TASK TO CARRY OUT
Quote the records that follow in full, leaving the pictures out.

TASK INPUTS
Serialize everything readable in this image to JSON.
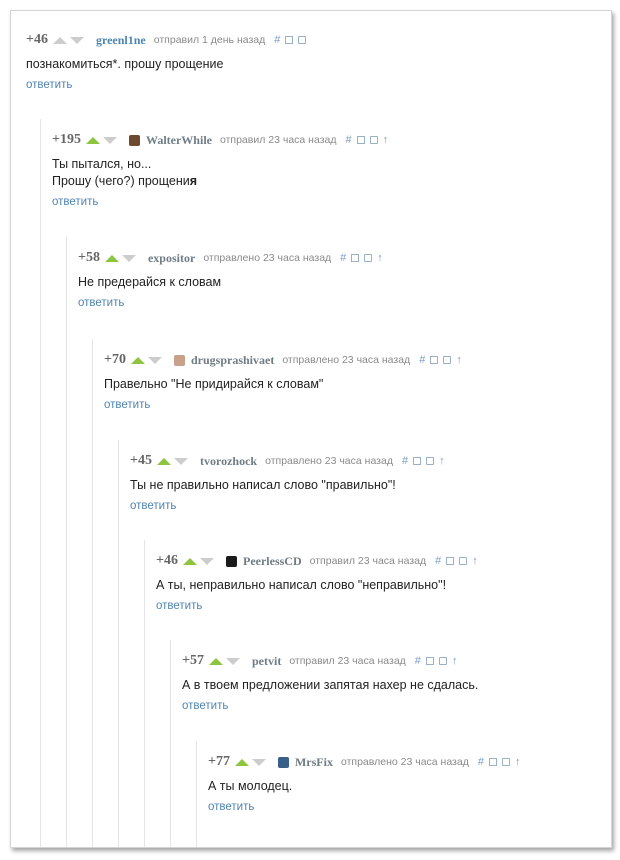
{
  "comments": [
    {
      "rating": "+46",
      "user": "greenl1ne",
      "meta": "отправил 1 день назад",
      "lines": [
        "познакомиться*. прошу прощение"
      ],
      "reply": "ответить",
      "up_active": false,
      "has_parent": false
    },
    {
      "rating": "+195",
      "user": "WalterWhile",
      "meta": "отправил 23 часа назад",
      "lines": [
        "Ты пытался, но...",
        "Прошу (чего?) прощени"
      ],
      "last_bold": "я",
      "reply": "ответить",
      "up_active": true,
      "has_parent": true,
      "avatar": "#6b4a2e"
    },
    {
      "rating": "+58",
      "user": "expositor",
      "meta": "отправлено 23 часа назад",
      "lines": [
        "Не предерайся к словам"
      ],
      "reply": "ответить",
      "up_active": true,
      "has_parent": true
    },
    {
      "rating": "+70",
      "user": "drugsprashivaet",
      "meta": "отправлено 23 часа назад",
      "lines": [
        "Правельно \"Не придирайся к словам\""
      ],
      "reply": "ответить",
      "up_active": true,
      "has_parent": true,
      "avatar": "#c9a089"
    },
    {
      "rating": "+45",
      "user": "tvorozhock",
      "meta": "отправлено 23 часа назад",
      "lines": [
        "Ты не правильно написал слово \"правильно\"!"
      ],
      "reply": "ответить",
      "up_active": true,
      "has_parent": true
    },
    {
      "rating": "+46",
      "user": "PeerlessCD",
      "meta": "отправил 23 часа назад",
      "lines": [
        "А ты, неправильно написал слово \"неправильно\"!"
      ],
      "reply": "ответить",
      "up_active": true,
      "has_parent": true,
      "avatar": "#1a1a1a"
    },
    {
      "rating": "+57",
      "user": "petvit",
      "meta": "отправил 23 часа назад",
      "lines": [
        "А в твоем предложении запятая нахер не сдалась."
      ],
      "reply": "ответить",
      "up_active": true,
      "has_parent": true
    },
    {
      "rating": "+77",
      "user": "MrsFix",
      "meta": "отправлено 23 часа назад",
      "lines": [
        "А ты молодец."
      ],
      "reply": "ответить",
      "up_active": true,
      "has_parent": true,
      "avatar": "#3a5f88"
    }
  ],
  "tools": {
    "hash": "#",
    "collapse": "collapse-icon",
    "save": "save-icon",
    "parent": "↑"
  },
  "colors": {
    "vote_up": "#8dc540",
    "vote_neutral": "#cdcdcd",
    "link": "#4f84b0"
  }
}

OUTPUT FOR THIS EXERCISE
Serialize everything readable in this image to JSON.
{
  "comments": [
    {
      "rating": "+46",
      "user": "greenl1ne",
      "meta": "отправил 1 день назад",
      "lines": [
        "познакомиться*. прошу прощение"
      ],
      "reply": "ответить",
      "up_active": false,
      "has_parent": false
    },
    {
      "rating": "+195",
      "user": "WalterWhile",
      "meta": "отправил 23 часа назад",
      "lines": [
        "Ты пытался, но...",
        "Прошу (чего?) прощени"
      ],
      "last_bold": "я",
      "reply": "ответить",
      "up_active": true,
      "has_parent": true,
      "avatar": "#6b4a2e"
    },
    {
      "rating": "+58",
      "user": "expositor",
      "meta": "отправлено 23 часа назад",
      "lines": [
        "Не предерайся к словам"
      ],
      "reply": "ответить",
      "up_active": true,
      "has_parent": true
    },
    {
      "rating": "+70",
      "user": "drugsprashivaet",
      "meta": "отправлено 23 часа назад",
      "lines": [
        "Правельно \"Не придирайся к словам\""
      ],
      "reply": "ответить",
      "up_active": true,
      "has_parent": true,
      "avatar": "#c9a089"
    },
    {
      "rating": "+45",
      "user": "tvorozhock",
      "meta": "отправлено 23 часа назад",
      "lines": [
        "Ты не правильно написал слово \"правильно\"!"
      ],
      "reply": "ответить",
      "up_active": true,
      "has_parent": true
    },
    {
      "rating": "+46",
      "user": "PeerlessCD",
      "meta": "отправил 23 часа назад",
      "lines": [
        "А ты, неправильно написал слово \"неправильно\"!"
      ],
      "reply": "ответить",
      "up_active": true,
      "has_parent": true,
      "avatar": "#1a1a1a"
    },
    {
      "rating": "+57",
      "user": "petvit",
      "meta": "отправил 23 часа назад",
      "lines": [
        "А в твоем предложении запятая нахер не сдалась."
      ],
      "reply": "ответить",
      "up_active": true,
      "has_parent": true
    },
    {
      "rating": "+77",
      "user": "MrsFix",
      "meta": "отправлено 23 часа назад",
      "lines": [
        "А ты молодец."
      ],
      "reply": "ответить",
      "up_active": true,
      "has_parent": true,
      "avatar": "#3a5f88"
    }
  ],
  "tools": {
    "hash": "#",
    "collapse": "collapse-icon",
    "save": "save-icon",
    "parent": "↑"
  },
  "colors": {
    "vote_up": "#8dc540",
    "vote_neutral": "#cdcdcd",
    "link": "#4f84b0"
  }
}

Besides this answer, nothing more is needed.